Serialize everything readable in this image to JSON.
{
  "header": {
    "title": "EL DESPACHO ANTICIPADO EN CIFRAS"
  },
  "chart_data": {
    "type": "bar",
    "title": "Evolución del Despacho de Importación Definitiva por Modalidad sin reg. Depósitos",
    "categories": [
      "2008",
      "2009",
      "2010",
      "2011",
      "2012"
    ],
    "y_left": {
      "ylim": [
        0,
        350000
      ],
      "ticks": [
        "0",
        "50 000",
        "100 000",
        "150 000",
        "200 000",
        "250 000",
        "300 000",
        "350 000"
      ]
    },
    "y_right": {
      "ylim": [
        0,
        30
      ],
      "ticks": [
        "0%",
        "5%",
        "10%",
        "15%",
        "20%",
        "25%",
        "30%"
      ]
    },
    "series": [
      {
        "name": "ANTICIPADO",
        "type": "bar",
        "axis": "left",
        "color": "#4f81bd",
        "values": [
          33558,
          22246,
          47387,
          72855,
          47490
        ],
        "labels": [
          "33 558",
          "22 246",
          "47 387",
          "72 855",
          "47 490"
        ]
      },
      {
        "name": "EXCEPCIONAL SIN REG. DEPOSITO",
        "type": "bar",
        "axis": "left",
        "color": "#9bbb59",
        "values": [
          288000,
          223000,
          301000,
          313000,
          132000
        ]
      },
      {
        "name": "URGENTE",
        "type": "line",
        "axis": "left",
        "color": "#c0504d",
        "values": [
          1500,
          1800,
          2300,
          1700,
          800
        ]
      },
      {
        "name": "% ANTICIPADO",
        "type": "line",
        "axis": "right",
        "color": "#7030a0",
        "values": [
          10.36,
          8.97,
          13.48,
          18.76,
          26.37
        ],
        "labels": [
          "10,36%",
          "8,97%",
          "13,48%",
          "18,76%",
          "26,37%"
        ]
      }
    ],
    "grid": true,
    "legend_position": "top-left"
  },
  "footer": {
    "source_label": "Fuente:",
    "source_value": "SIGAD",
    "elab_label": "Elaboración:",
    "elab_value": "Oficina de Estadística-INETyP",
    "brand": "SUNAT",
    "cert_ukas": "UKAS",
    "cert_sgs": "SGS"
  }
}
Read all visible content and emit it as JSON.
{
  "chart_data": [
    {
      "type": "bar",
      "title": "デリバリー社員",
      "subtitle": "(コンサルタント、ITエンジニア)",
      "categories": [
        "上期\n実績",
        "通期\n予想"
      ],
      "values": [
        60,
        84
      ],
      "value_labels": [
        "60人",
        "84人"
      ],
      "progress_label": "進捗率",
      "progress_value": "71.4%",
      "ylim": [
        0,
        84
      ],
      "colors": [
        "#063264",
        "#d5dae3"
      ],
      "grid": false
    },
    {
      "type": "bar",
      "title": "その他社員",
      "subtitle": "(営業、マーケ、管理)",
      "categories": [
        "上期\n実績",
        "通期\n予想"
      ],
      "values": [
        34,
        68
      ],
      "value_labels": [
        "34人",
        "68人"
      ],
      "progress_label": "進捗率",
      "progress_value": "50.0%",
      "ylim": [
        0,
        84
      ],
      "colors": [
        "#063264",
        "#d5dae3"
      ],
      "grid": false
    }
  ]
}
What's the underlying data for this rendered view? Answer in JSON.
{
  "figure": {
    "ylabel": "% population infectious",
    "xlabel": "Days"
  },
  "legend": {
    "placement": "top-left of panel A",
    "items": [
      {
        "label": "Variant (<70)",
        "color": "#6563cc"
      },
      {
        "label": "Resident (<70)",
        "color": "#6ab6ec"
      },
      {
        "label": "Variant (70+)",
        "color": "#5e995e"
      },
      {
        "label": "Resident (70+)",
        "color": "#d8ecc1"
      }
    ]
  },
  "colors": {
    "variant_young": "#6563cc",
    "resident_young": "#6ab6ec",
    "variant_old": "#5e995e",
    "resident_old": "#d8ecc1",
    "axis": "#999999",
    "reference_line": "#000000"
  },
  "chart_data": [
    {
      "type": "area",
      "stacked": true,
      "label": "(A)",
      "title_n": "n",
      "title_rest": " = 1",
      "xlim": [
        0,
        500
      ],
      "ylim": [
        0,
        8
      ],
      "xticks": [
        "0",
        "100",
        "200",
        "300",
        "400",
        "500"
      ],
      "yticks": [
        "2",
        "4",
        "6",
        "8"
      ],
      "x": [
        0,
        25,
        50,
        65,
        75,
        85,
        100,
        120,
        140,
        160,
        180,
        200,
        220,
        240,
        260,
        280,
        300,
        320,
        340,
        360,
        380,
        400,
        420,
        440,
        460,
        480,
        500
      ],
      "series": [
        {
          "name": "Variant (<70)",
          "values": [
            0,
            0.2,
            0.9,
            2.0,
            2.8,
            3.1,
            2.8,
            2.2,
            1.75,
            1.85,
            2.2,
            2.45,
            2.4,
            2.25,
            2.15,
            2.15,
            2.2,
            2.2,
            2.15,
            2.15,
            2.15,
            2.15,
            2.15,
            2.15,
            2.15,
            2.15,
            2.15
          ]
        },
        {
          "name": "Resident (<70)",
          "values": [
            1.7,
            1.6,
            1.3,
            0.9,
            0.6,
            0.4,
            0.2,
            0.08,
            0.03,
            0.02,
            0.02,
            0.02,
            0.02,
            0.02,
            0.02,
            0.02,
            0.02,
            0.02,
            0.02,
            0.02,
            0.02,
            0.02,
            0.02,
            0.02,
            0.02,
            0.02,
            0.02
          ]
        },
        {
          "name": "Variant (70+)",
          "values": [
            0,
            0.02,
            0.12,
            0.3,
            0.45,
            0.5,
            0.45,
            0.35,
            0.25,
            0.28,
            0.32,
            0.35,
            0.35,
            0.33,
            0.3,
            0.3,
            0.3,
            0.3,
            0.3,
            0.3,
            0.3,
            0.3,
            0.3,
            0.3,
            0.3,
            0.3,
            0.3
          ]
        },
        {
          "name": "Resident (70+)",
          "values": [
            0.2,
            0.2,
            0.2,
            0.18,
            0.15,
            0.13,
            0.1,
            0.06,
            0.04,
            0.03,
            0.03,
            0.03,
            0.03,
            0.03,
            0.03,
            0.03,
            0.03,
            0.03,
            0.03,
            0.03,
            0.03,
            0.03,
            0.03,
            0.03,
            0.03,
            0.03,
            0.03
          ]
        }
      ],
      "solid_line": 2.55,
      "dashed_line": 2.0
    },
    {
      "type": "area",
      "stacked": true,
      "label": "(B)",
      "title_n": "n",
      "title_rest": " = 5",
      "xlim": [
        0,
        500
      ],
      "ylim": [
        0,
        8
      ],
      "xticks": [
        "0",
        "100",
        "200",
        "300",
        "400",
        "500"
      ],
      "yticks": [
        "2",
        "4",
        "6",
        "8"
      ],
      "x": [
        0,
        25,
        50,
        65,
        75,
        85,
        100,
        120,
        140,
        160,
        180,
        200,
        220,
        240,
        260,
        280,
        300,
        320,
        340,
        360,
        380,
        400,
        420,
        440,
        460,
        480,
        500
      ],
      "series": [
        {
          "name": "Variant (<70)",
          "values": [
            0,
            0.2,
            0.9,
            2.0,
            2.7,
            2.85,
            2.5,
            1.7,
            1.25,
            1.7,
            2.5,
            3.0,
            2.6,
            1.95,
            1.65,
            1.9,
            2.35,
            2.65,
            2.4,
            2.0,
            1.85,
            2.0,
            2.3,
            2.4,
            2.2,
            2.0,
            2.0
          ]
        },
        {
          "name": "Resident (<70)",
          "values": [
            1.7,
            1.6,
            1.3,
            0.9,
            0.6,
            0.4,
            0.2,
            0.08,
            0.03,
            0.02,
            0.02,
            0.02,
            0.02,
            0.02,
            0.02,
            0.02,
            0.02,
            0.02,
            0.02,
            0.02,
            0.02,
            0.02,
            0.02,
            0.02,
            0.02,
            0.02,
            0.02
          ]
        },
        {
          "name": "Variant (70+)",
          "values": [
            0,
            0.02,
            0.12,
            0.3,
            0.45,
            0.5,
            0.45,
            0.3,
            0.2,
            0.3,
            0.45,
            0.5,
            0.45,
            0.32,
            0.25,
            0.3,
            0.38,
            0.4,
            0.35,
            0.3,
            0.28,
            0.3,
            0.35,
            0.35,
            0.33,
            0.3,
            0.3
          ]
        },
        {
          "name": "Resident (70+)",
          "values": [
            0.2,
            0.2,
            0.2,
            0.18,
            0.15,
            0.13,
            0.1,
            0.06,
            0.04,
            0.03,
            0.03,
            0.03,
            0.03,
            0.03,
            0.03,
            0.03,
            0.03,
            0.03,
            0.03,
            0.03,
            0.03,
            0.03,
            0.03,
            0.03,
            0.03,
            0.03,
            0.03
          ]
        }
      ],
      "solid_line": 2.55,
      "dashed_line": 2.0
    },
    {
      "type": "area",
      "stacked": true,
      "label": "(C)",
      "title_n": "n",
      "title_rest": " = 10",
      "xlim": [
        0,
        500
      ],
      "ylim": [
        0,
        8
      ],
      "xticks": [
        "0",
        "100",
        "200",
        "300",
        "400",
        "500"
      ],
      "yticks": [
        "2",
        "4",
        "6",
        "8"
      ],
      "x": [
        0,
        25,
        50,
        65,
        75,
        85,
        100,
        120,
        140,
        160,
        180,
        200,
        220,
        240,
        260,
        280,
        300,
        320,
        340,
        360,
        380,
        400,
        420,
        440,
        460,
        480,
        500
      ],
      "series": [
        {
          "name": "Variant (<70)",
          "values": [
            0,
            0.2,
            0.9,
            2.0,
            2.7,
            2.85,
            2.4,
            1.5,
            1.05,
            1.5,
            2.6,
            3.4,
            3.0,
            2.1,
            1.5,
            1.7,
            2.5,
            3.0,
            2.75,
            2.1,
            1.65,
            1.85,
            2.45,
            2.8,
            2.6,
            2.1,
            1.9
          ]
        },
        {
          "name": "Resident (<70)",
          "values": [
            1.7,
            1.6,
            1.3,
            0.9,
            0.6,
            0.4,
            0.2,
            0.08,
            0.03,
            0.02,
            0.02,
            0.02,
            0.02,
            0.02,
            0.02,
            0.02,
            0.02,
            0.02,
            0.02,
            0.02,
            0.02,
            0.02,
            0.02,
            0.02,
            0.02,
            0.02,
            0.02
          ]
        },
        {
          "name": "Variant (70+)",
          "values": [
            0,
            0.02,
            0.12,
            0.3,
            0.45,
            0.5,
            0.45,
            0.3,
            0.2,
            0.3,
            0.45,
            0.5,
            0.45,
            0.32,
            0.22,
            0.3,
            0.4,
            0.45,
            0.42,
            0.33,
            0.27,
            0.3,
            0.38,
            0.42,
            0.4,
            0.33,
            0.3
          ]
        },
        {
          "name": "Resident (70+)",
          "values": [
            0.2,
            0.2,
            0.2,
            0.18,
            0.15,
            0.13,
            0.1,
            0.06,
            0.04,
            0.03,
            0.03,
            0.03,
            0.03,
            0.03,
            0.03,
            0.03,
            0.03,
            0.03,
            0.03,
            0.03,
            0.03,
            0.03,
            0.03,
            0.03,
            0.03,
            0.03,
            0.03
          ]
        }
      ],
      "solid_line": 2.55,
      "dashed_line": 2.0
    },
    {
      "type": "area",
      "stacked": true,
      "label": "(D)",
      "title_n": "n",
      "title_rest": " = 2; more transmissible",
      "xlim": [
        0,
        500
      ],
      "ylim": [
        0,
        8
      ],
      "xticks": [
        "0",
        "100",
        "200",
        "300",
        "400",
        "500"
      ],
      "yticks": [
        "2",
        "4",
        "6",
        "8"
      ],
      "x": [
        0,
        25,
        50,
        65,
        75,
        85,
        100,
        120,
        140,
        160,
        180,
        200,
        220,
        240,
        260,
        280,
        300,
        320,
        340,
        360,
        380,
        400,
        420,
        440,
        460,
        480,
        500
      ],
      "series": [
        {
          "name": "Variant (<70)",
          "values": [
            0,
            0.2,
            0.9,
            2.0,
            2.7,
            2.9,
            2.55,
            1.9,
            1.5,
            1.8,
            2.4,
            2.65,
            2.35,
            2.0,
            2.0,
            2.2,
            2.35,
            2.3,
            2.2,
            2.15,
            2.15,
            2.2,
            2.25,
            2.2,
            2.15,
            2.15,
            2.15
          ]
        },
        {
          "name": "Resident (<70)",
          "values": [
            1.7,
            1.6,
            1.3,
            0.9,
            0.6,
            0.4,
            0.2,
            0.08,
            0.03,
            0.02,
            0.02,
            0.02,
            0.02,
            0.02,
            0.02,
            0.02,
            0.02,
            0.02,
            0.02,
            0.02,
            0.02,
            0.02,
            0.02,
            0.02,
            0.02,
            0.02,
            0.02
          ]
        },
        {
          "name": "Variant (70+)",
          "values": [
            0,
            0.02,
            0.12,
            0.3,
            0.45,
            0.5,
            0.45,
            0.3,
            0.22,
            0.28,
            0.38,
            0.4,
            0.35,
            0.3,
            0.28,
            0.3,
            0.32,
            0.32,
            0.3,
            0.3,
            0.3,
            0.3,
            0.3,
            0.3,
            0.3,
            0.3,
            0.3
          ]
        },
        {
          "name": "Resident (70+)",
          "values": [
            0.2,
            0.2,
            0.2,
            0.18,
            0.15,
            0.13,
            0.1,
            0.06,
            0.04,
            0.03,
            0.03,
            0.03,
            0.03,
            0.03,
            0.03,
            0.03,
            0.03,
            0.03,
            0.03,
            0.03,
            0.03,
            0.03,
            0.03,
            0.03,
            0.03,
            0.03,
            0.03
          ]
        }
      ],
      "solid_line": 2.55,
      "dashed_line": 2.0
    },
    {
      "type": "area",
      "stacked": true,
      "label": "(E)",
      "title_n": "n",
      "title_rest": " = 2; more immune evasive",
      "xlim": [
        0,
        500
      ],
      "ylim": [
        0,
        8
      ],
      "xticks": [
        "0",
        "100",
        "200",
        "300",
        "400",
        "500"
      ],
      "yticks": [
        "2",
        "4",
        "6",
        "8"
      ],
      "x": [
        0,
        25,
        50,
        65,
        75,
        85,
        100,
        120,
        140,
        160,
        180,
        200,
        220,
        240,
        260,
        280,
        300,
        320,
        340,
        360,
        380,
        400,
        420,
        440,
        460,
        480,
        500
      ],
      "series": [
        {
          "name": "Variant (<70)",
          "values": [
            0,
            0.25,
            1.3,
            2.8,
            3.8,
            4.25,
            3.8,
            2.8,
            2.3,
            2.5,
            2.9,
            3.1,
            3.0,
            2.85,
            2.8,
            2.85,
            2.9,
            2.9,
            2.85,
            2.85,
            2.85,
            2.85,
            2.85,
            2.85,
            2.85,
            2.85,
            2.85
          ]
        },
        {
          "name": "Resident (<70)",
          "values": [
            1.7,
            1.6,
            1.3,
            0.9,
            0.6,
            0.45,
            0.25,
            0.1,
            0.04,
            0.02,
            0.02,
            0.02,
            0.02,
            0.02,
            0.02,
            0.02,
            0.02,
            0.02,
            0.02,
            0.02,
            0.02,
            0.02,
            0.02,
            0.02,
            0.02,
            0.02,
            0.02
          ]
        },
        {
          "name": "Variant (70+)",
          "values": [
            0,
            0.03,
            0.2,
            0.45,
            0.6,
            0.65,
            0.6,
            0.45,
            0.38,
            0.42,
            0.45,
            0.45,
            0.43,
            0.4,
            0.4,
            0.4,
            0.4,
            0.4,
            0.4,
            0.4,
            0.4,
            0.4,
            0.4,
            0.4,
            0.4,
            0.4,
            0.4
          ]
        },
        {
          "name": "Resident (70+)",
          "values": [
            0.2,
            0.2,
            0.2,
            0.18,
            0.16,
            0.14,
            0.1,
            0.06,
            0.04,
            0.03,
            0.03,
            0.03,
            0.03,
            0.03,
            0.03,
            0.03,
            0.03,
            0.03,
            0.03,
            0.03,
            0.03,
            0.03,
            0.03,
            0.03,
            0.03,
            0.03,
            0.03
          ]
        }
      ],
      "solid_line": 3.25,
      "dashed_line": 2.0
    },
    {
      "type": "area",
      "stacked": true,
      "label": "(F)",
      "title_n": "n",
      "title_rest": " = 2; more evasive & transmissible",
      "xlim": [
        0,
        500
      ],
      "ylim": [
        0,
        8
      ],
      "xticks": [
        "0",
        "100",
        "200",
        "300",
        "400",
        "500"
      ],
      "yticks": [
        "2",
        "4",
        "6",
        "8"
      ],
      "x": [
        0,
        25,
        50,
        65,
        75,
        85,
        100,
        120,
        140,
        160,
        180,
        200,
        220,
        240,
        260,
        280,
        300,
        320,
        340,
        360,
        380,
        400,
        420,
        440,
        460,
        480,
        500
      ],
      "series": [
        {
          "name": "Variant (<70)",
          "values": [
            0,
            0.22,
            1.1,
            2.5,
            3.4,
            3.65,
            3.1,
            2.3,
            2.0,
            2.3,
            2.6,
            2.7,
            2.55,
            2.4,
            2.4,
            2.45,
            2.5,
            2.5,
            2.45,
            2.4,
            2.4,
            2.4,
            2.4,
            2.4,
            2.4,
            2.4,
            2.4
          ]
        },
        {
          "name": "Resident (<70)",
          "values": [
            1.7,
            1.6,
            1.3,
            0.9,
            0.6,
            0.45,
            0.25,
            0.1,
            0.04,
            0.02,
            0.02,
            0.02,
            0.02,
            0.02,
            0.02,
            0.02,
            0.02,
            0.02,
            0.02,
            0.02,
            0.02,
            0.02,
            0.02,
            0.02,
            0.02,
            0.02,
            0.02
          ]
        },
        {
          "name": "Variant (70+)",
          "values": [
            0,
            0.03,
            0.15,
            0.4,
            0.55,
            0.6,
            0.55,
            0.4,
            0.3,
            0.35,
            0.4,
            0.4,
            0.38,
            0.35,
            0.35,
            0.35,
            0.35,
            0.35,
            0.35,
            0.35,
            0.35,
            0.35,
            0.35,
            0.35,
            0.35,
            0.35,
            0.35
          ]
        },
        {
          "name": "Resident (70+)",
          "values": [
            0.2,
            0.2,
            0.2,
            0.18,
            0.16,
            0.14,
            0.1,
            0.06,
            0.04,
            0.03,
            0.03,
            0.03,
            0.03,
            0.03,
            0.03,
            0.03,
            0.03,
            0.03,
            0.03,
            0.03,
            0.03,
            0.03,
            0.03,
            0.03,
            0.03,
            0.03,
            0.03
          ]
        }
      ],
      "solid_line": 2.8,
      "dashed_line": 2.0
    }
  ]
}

******

Task goal: Which lines contain the word "evasive"? Copy each of them.

Result for this task:
      "title_rest": " = 2; more immune evasive",
      "title_rest": " = 2; more evasive & transmissible",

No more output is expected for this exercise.